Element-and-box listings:
◇ ◇ ◇ ◇

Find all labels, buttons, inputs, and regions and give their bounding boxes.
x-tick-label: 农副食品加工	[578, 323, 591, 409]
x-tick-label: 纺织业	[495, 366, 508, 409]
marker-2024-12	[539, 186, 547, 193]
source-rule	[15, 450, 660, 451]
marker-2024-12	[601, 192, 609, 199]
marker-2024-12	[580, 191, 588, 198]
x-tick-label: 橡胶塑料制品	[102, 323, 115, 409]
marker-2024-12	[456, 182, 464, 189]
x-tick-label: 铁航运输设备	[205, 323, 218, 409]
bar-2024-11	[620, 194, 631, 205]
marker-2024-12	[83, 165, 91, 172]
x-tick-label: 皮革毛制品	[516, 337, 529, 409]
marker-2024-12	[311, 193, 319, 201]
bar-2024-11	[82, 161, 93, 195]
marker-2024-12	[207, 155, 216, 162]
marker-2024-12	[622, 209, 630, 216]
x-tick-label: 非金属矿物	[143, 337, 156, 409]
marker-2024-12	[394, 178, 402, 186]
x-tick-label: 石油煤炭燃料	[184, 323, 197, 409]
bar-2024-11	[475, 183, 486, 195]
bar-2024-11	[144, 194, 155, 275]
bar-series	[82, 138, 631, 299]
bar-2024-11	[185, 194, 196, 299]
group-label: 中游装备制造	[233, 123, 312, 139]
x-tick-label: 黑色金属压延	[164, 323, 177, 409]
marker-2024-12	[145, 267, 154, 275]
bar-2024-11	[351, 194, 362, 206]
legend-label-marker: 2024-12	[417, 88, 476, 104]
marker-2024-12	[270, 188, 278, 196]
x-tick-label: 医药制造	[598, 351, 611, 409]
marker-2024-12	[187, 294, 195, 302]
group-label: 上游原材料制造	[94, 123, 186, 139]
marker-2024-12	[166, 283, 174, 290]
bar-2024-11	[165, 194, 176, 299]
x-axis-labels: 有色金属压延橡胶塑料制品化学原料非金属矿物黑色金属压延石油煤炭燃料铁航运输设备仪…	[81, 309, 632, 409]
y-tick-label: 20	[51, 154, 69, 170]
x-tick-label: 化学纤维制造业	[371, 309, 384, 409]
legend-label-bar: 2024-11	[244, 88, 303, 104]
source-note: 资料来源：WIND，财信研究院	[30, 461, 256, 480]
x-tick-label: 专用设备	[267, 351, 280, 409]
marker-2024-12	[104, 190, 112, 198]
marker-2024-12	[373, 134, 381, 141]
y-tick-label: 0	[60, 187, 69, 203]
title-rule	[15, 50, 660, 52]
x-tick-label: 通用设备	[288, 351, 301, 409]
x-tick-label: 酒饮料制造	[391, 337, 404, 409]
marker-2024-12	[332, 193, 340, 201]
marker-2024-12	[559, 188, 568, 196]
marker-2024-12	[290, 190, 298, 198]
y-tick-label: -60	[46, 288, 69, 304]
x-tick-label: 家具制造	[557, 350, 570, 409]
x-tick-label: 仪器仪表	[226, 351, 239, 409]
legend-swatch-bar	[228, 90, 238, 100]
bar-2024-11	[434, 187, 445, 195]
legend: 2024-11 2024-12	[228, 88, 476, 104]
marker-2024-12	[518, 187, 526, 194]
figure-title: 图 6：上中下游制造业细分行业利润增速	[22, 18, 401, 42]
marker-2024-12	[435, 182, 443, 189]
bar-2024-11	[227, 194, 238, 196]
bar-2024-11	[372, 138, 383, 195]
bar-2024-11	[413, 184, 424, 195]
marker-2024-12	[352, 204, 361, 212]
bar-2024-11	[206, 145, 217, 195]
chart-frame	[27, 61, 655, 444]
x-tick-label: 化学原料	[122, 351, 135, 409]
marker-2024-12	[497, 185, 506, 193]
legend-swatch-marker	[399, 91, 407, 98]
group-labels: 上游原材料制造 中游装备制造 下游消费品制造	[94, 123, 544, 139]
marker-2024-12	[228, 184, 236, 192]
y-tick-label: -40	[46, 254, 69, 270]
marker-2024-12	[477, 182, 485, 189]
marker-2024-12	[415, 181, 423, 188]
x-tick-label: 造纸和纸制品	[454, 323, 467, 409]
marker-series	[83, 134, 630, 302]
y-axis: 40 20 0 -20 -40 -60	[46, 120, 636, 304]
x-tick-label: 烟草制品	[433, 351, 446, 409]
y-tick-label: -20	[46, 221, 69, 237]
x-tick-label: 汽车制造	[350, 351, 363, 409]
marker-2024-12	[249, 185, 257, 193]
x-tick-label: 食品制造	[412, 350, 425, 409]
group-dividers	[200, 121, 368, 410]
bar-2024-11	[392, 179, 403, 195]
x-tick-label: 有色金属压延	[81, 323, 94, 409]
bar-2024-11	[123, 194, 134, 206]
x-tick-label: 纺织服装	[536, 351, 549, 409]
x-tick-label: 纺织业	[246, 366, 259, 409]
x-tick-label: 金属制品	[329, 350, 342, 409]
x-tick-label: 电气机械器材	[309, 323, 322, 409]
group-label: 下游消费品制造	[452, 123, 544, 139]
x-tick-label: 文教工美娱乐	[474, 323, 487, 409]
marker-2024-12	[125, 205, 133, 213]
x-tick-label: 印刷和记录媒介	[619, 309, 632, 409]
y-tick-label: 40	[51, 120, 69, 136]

◇ ◇ ◇ ◇

● PROBLEM DESCRIPTION: Pull out every line in the records above that contains the string "rule", treating uppercase and lowercase as different.

● OUTPUT OF THE EXERCISE:
source-rule	[15, 450, 660, 451]
title-rule	[15, 50, 660, 52]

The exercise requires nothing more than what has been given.